Directions
Every entry needs to be printed exactly, please.

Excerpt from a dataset
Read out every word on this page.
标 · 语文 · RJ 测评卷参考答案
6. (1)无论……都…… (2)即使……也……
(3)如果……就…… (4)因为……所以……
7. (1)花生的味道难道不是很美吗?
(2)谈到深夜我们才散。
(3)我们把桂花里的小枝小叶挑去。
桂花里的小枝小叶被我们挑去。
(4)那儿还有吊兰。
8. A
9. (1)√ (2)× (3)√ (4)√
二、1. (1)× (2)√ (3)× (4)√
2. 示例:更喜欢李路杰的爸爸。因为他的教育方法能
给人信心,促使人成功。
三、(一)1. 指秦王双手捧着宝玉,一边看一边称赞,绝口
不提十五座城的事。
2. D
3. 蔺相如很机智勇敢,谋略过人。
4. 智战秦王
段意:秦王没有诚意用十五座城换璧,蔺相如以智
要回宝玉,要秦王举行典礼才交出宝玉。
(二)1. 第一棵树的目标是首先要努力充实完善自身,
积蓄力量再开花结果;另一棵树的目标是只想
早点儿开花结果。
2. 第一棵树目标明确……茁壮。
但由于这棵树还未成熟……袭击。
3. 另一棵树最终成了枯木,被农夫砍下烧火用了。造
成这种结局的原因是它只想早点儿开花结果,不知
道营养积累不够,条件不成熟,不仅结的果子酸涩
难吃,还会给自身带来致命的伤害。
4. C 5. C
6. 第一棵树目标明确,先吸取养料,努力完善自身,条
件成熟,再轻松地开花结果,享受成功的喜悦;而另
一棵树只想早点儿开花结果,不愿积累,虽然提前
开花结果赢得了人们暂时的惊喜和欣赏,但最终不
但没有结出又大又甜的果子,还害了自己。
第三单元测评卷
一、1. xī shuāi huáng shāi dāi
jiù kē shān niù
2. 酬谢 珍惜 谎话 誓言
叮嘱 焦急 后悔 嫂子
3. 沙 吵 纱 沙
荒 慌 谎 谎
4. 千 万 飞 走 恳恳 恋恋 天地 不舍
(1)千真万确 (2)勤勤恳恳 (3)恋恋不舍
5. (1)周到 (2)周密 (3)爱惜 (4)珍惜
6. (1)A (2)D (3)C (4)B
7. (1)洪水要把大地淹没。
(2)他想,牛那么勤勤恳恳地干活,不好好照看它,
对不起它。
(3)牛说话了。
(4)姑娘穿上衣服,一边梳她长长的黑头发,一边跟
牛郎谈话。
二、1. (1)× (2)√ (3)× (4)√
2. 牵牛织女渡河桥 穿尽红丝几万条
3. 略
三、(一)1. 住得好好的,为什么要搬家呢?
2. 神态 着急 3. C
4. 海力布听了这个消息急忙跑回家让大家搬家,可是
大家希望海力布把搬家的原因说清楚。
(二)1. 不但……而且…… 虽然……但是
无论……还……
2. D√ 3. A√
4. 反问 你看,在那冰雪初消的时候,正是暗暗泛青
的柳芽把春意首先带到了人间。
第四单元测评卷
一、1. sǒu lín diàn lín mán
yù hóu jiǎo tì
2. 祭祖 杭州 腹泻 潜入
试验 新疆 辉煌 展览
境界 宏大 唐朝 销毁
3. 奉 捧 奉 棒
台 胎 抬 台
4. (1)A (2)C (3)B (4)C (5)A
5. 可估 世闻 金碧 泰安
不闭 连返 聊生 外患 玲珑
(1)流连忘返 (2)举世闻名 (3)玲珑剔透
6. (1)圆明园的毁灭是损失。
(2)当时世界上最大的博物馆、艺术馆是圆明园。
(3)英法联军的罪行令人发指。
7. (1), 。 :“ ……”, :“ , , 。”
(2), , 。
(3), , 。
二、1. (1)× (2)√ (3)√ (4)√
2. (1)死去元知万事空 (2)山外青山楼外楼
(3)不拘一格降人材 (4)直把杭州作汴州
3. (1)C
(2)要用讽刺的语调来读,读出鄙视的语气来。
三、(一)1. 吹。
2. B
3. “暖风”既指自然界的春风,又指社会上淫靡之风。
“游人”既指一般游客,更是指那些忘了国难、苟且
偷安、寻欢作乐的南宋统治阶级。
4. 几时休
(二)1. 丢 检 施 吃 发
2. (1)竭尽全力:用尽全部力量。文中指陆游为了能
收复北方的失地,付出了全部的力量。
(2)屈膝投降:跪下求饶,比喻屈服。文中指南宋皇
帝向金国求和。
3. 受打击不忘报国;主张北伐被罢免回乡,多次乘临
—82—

Task solution
Read out every word on this page.
标 · 语文 · RJ 测评卷参考答案
6. (1)无论……都…… (2)即使……也……
(3)如果……就…… (4)因为……所以……
7. (1)花生的味道难道不是很美吗?
(2)谈到深夜我们才散。
(3)我们把桂花里的小枝小叶挑去。
桂花里的小枝小叶被我们挑去。
(4)那儿还有吊兰。
8. A
9. (1)√ (2)× (3)√ (4)√
二、1. (1)× (2)√ (3)× (4)√
2. 示例:更喜欢李路杰的爸爸。因为他的教育方法能
给人信心,促使人成功。
三、(一)1. 指秦王双手捧着宝玉,一边看一边称赞,绝口
不提十五座城的事。
2. D
3. 蔺相如很机智勇敢,谋略过人。
4. 智战秦王
段意:秦王没有诚意用十五座城换璧,蔺相如以智
要回宝玉,要秦王举行典礼才交出宝玉。
(二)1. 第一棵树的目标是首先要努力充实完善自身,
积蓄力量再开花结果;另一棵树的目标是只想
早点儿开花结果。
2. 第一棵树目标明确……茁壮。
但由于这棵树还未成熟……袭击。
3. 另一棵树最终成了枯木,被农夫砍下烧火用了。造
成这种结局的原因是它只想早点儿开花结果,不知
道营养积累不够,条件不成熟,不仅结的果子酸涩
难吃,还会给自身带来致命的伤害。
4. C 5. C
6. 第一棵树目标明确,先吸取养料,努力完善自身,条
件成熟,再轻松地开花结果,享受成功的喜悦;而另
一棵树只想早点儿开花结果,不愿积累,虽然提前
开花结果赢得了人们暂时的惊喜和欣赏,但最终不
但没有结出又大又甜的果子,还害了自己。
第三单元测评卷
一、1. xī shuāi huáng shāi dāi
jiù kē shān niù
2. 酬谢 珍惜 谎话 誓言
叮嘱 焦急 后悔 嫂子
3. 沙 吵 纱 沙
荒 慌 谎 谎
4. 千 万 飞 走 恳恳 恋恋 天地 不舍
(1)千真万确 (2)勤勤恳恳 (3)恋恋不舍
5. (1)周到 (2)周密 (3)爱惜 (4)珍惜
6. (1)A (2)D (3)C (4)B
7. (1)洪水要把大地淹没。
(2)他想,牛那么勤勤恳恳地干活,不好好照看它,
对不起它。
(3)牛说话了。
(4)姑娘穿上衣服,一边梳她长长的黑头发,一边跟
牛郎谈话。
二、1. (1)× (2)√ (3)× (4)√
2. 牵牛织女渡河桥 穿尽红丝几万条
3. 略
三、(一)1. 住得好好的,为什么要搬家呢?
2. 神态 着急 3. C
4. 海力布听了这个消息急忙跑回家让大家搬家,可是
大家希望海力布把搬家的原因说清楚。
(二)1. 不但……而且…… 虽然……但是
无论……还……
2. D√ 3. A√
4. 反问 你看,在那冰雪初消的时候,正是暗暗泛青
的柳芽把春意首先带到了人间。
第四单元测评卷
一、1. sǒu lín diàn lín mán
yù hóu jiǎo tì
2. 祭祖 杭州 腹泻 潜入
试验 新疆 辉煌 展览
境界 宏大 唐朝 销毁
3. 奉 捧 奉 棒
台 胎 抬 台
4. (1)A (2)C (3)B (4)C (5)A
5. 可估 世闻 金碧 泰安
不闭 连返 聊生 外患 玲珑
(1)流连忘返 (2)举世闻名 (3)玲珑剔透
6. (1)圆明园的毁灭是损失。
(2)当时世界上最大的博物馆、艺术馆是圆明园。
(3)英法联军的罪行令人发指。
7. (1), 。 :“ ……”, :“ , , 。”
(2), , 。
(3), , 。
二、1. (1)× (2)√ (3)√ (4)√
2. (1)死去元知万事空 (2)山外青山楼外楼
(3)不拘一格降人材 (4)直把杭州作汴州
3. (1)C
(2)要用讽刺的语调来读,读出鄙视的语气来。
三、(一)1. 吹。
2. B
3. “暖风”既指自然界的春风,又指社会上淫靡之风。
“游人”既指一般游客,更是指那些忘了国难、苟且
偷安、寻欢作乐的南宋统治阶级。
4. 几时休
(二)1. 丢 检 施 吃 发
2. (1)竭尽全力:用尽全部力量。文中指陆游为了能
收复北方的失地,付出了全部的力量。
(2)屈膝投降:跪下求饶,比喻屈服。文中指南宋皇
帝向金国求和。
3. 受打击不忘报国;主张北伐被罢免回乡,多次乘临
—82—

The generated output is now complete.